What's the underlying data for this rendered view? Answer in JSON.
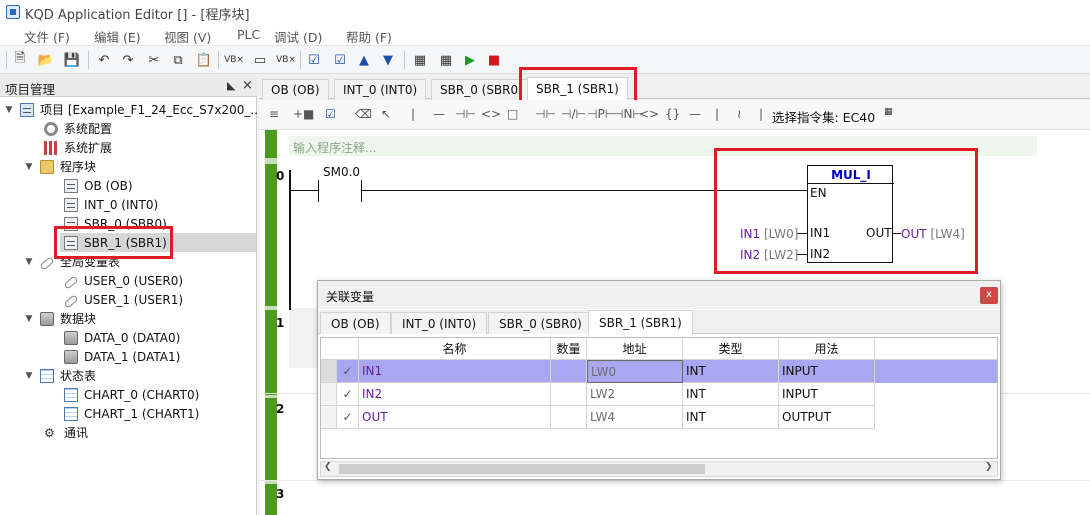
{
  "window": {
    "title": "KQD Application Editor [] - [程序块]"
  },
  "menu": [
    "文件 (F)",
    "编辑 (E)",
    "视图 (V)",
    "PLC",
    "调试 (D)",
    "帮助 (F)"
  ],
  "left_panel": {
    "title": "项目管理",
    "tree": [
      {
        "label": "项目 [Example_F1_24_Ecc_S7x200_...",
        "icon": "computer-icon"
      },
      {
        "label": "系统配置",
        "icon": "gear-icon"
      },
      {
        "label": "系统扩展",
        "icon": "grid-icon"
      },
      {
        "label": "程序块",
        "icon": "folder-icon"
      },
      {
        "label": "OB (OB)",
        "icon": "pou-icon"
      },
      {
        "label": "INT_0 (INT0)",
        "icon": "pou-icon"
      },
      {
        "label": "SBR_0 (SBR0)",
        "icon": "pou-icon"
      },
      {
        "label": "SBR_1 (SBR1)",
        "icon": "pou-icon"
      },
      {
        "label": "全局变量表",
        "icon": "tag-icon"
      },
      {
        "label": "USER_0 (USER0)",
        "icon": "tag-icon"
      },
      {
        "label": "USER_1 (USER1)",
        "icon": "tag-icon"
      },
      {
        "label": "数据块",
        "icon": "database-icon"
      },
      {
        "label": "DATA_0 (DATA0)",
        "icon": "database-icon"
      },
      {
        "label": "DATA_1 (DATA1)",
        "icon": "database-icon"
      },
      {
        "label": "状态表",
        "icon": "chart-icon"
      },
      {
        "label": "CHART_0 (CHART0)",
        "icon": "chart-icon"
      },
      {
        "label": "CHART_1 (CHART1)",
        "icon": "chart-icon"
      },
      {
        "label": "通讯",
        "icon": "plug-icon"
      }
    ]
  },
  "tabs": [
    "OB (OB)",
    "INT_0 (INT0)",
    "SBR_0 (SBR0)",
    "SBR_1 (SBR1)"
  ],
  "active_tab": "SBR_1 (SBR1)",
  "edit_toolbar": {
    "instruction_set_label": "选择指令集: EC40"
  },
  "editor": {
    "comment_placeholder": "输入程序注释...",
    "networks": [
      "0",
      "1",
      "2",
      "3"
    ],
    "contact": "SM0.0",
    "block": {
      "title": "MUL_I",
      "en": "EN",
      "in1_pin": "IN1",
      "in2_pin": "IN2",
      "out_pin": "OUT",
      "in1_var": "IN1",
      "in1_addr": "[LW0]",
      "in2_var": "IN2",
      "in2_addr": "[LW2]",
      "out_var": "OUT",
      "out_addr": "[LW4]"
    }
  },
  "dialog": {
    "title": "关联变量",
    "close_label": "x",
    "tabs": [
      "OB (OB)",
      "INT_0 (INT0)",
      "SBR_0 (SBR0)",
      "SBR_1 (SBR1)"
    ],
    "active_tab": "SBR_1 (SBR1)",
    "columns": [
      "名称",
      "数量",
      "地址",
      "类型",
      "用法"
    ],
    "rows": [
      {
        "check": "✓",
        "name": "IN1",
        "count": "",
        "address": "LW0",
        "type": "INT",
        "usage": "INPUT",
        "selected": true
      },
      {
        "check": "✓",
        "name": "IN2",
        "count": "",
        "address": "LW2",
        "type": "INT",
        "usage": "INPUT",
        "selected": false
      },
      {
        "check": "✓",
        "name": "OUT",
        "count": "",
        "address": "LW4",
        "type": "INT",
        "usage": "OUTPUT",
        "selected": false
      }
    ]
  },
  "colors": {
    "highlight": "#e01b24",
    "network_bar": "#4e9a1f",
    "selection": "#a9a7f0",
    "block_title": "#0000c8"
  }
}
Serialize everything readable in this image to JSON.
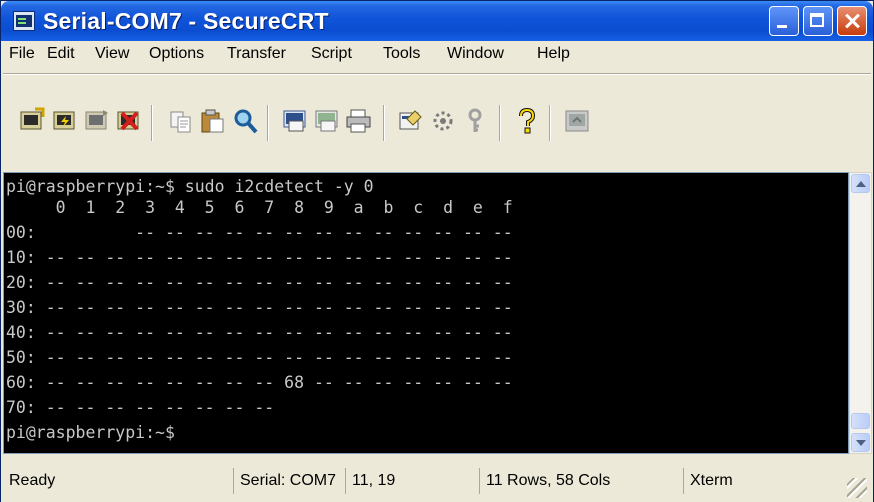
{
  "window": {
    "title": "Serial-COM7 - SecureCRT",
    "icon": "securecrt-app-icon",
    "buttons": [
      "minimize-icon",
      "maximize-icon",
      "close-icon"
    ]
  },
  "menu": [
    {
      "label": "File"
    },
    {
      "label": "Edit"
    },
    {
      "label": "View"
    },
    {
      "label": "Options"
    },
    {
      "label": "Transfer"
    },
    {
      "label": "Script"
    },
    {
      "label": "Tools"
    },
    {
      "label": "Window"
    },
    {
      "label": "Help"
    }
  ],
  "toolbar": [
    {
      "icon": "connect-icon"
    },
    {
      "icon": "quick-connect-icon"
    },
    {
      "icon": "reconnect-icon"
    },
    {
      "icon": "disconnect-icon"
    },
    {
      "icon": "copy-icon"
    },
    {
      "icon": "paste-icon"
    },
    {
      "icon": "find-icon"
    },
    {
      "icon": "session-options-icon"
    },
    {
      "icon": "print-screen-icon"
    },
    {
      "icon": "print-icon"
    },
    {
      "icon": "global-options-icon"
    },
    {
      "icon": "keymap-icon"
    },
    {
      "icon": "key-icon"
    },
    {
      "icon": "help-icon"
    },
    {
      "icon": "sftp-icon"
    }
  ],
  "terminal": {
    "lines": [
      "pi@raspberrypi:~$ sudo i2cdetect -y 0",
      "     0  1  2  3  4  5  6  7  8  9  a  b  c  d  e  f",
      "00:          -- -- -- -- -- -- -- -- -- -- -- -- --",
      "10: -- -- -- -- -- -- -- -- -- -- -- -- -- -- -- --",
      "20: -- -- -- -- -- -- -- -- -- -- -- -- -- -- -- --",
      "30: -- -- -- -- -- -- -- -- -- -- -- -- -- -- -- --",
      "40: -- -- -- -- -- -- -- -- -- -- -- -- -- -- -- --",
      "50: -- -- -- -- -- -- -- -- -- -- -- -- -- -- -- --",
      "60: -- -- -- -- -- -- -- -- 68 -- -- -- -- -- -- --",
      "70: -- -- -- -- -- -- -- --",
      "pi@raspberrypi:~$"
    ],
    "background": "#000000",
    "foreground": "#c8c8c8"
  },
  "status": {
    "ready": "Ready",
    "connection": "Serial: COM7",
    "cursor": "11, 19",
    "size": "11 Rows, 58 Cols",
    "emulation": "Xterm"
  }
}
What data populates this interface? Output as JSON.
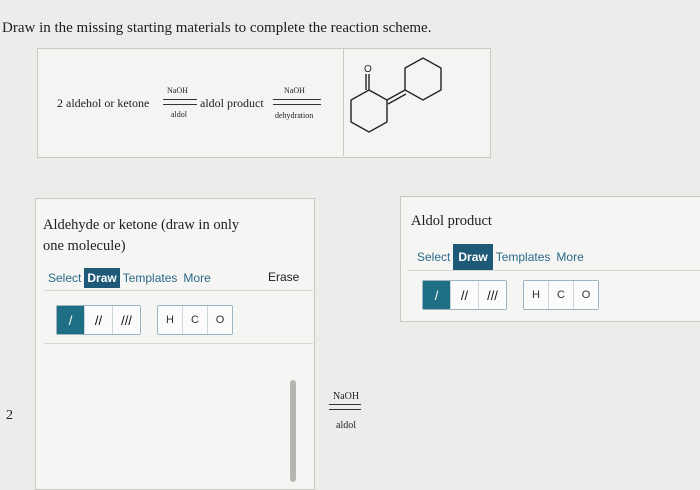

● **Request**:
Give an exact reproduction of every line, leaving out any picture.

● **Task result**:
What's the underlying data for this rendered view? Answer in JSON.
{
  "window": {
    "title": "KQD Application Editor [] - [程序块]"
  },
  "menu": [
    "文件 (F)",
    "编辑 (E)",
    "视图 (V)",
    "PLC",
    "调试 (D)",
    "帮助 (F)"
  ],
  "left_panel": {
    "title": "项目管理",
    "tree": [
      {
        "label": "项目 [Example_F1_24_Ecc_S7x200_...",
        "icon": "computer-icon"
      },
      {
        "label": "系统配置",
        "icon": "gear-icon"
      },
      {
        "label": "系统扩展",
        "icon": "grid-icon"
      },
      {
        "label": "程序块",
        "icon": "folder-icon"
      },
      {
        "label": "OB (OB)",
        "icon": "pou-icon"
      },
      {
        "label": "INT_0 (INT0)",
        "icon": "pou-icon"
      },
      {
        "label": "SBR_0 (SBR0)",
        "icon": "pou-icon"
      },
      {
        "label": "SBR_1 (SBR1)",
        "icon": "pou-icon"
      },
      {
        "label": "全局变量表",
        "icon": "tag-icon"
      },
      {
        "label": "USER_0 (USER0)",
        "icon": "tag-icon"
      },
      {
        "label": "USER_1 (USER1)",
        "icon": "tag-icon"
      },
      {
        "label": "数据块",
        "icon": "database-icon"
      },
      {
        "label": "DATA_0 (DATA0)",
        "icon": "database-icon"
      },
      {
        "label": "DATA_1 (DATA1)",
        "icon": "database-icon"
      },
      {
        "label": "状态表",
        "icon": "chart-icon"
      },
      {
        "label": "CHART_0 (CHART0)",
        "icon": "chart-icon"
      },
      {
        "label": "CHART_1 (CHART1)",
        "icon": "chart-icon"
      },
      {
        "label": "通讯",
        "icon": "plug-icon"
      }
    ]
  },
  "tabs": [
    "OB (OB)",
    "INT_0 (INT0)",
    "SBR_0 (SBR0)",
    "SBR_1 (SBR1)"
  ],
  "active_tab": "SBR_1 (SBR1)",
  "edit_toolbar": {
    "instruction_set_label": "选择指令集: EC40"
  },
  "editor": {
    "comment_placeholder": "输入程序注释...",
    "networks": [
      "0",
      "1",
      "2",
      "3"
    ],
    "contact": "SM0.0",
    "block": {
      "title": "MUL_I",
      "en": "EN",
      "in1_pin": "IN1",
      "in2_pin": "IN2",
      "out_pin": "OUT",
      "in1_var": "IN1",
      "in1_addr": "[LW0]",
      "in2_var": "IN2",
      "in2_addr": "[LW2]",
      "out_var": "OUT",
      "out_addr": "[LW4]"
    }
  },
  "dialog": {
    "title": "关联变量",
    "close_label": "x",
    "tabs": [
      "OB (OB)",
      "INT_0 (INT0)",
      "SBR_0 (SBR0)",
      "SBR_1 (SBR1)"
    ],
    "active_tab": "SBR_1 (SBR1)",
    "columns": [
      "名称",
      "数量",
      "地址",
      "类型",
      "用法"
    ],
    "rows": [
      {
        "check": "✓",
        "name": "IN1",
        "count": "",
        "address": "LW0",
        "type": "INT",
        "usage": "INPUT",
        "selected": true
      },
      {
        "check": "✓",
        "name": "IN2",
        "count": "",
        "address": "LW2",
        "type": "INT",
        "usage": "INPUT",
        "selected": false
      },
      {
        "check": "✓",
        "name": "OUT",
        "count": "",
        "address": "LW4",
        "type": "INT",
        "usage": "OUTPUT",
        "selected": false
      }
    ]
  },
  "colors": {
    "highlight": "#e01b24",
    "network_bar": "#4e9a1f",
    "selection": "#a9a7f0",
    "block_title": "#0000c8"
  }
}
Serialize everything readable in this image to JSON.
{
  "window": {
    "title": "Serial-COM7 - SecureCRT",
    "icon": "securecrt-app-icon",
    "buttons": [
      "minimize-icon",
      "maximize-icon",
      "close-icon"
    ]
  },
  "menu": [
    {
      "label": "File"
    },
    {
      "label": "Edit"
    },
    {
      "label": "View"
    },
    {
      "label": "Options"
    },
    {
      "label": "Transfer"
    },
    {
      "label": "Script"
    },
    {
      "label": "Tools"
    },
    {
      "label": "Window"
    },
    {
      "label": "Help"
    }
  ],
  "toolbar": [
    {
      "icon": "connect-icon"
    },
    {
      "icon": "quick-connect-icon"
    },
    {
      "icon": "reconnect-icon"
    },
    {
      "icon": "disconnect-icon"
    },
    {
      "icon": "copy-icon"
    },
    {
      "icon": "paste-icon"
    },
    {
      "icon": "find-icon"
    },
    {
      "icon": "session-options-icon"
    },
    {
      "icon": "print-screen-icon"
    },
    {
      "icon": "print-icon"
    },
    {
      "icon": "global-options-icon"
    },
    {
      "icon": "keymap-icon"
    },
    {
      "icon": "key-icon"
    },
    {
      "icon": "help-icon"
    },
    {
      "icon": "sftp-icon"
    }
  ],
  "terminal": {
    "lines": [
      "pi@raspberrypi:~$ sudo i2cdetect -y 0",
      "     0  1  2  3  4  5  6  7  8  9  a  b  c  d  e  f",
      "00:          -- -- -- -- -- -- -- -- -- -- -- -- --",
      "10: -- -- -- -- -- -- -- -- -- -- -- -- -- -- -- --",
      "20: -- -- -- -- -- -- -- -- -- -- -- -- -- -- -- --",
      "30: -- -- -- -- -- -- -- -- -- -- -- -- -- -- -- --",
      "40: -- -- -- -- -- -- -- -- -- -- -- -- -- -- -- --",
      "50: -- -- -- -- -- -- -- -- -- -- -- -- -- -- -- --",
      "60: -- -- -- -- -- -- -- -- 68 -- -- -- -- -- -- --",
      "70: -- -- -- -- -- -- -- --",
      "pi@raspberrypi:~$"
    ],
    "background": "#000000",
    "foreground": "#c8c8c8"
  },
  "status": {
    "ready": "Ready",
    "connection": "Serial: COM7",
    "cursor": "11, 19",
    "size": "11 Rows, 58 Cols",
    "emulation": "Xterm"
  }
}
What data populates this interface? Output as JSON.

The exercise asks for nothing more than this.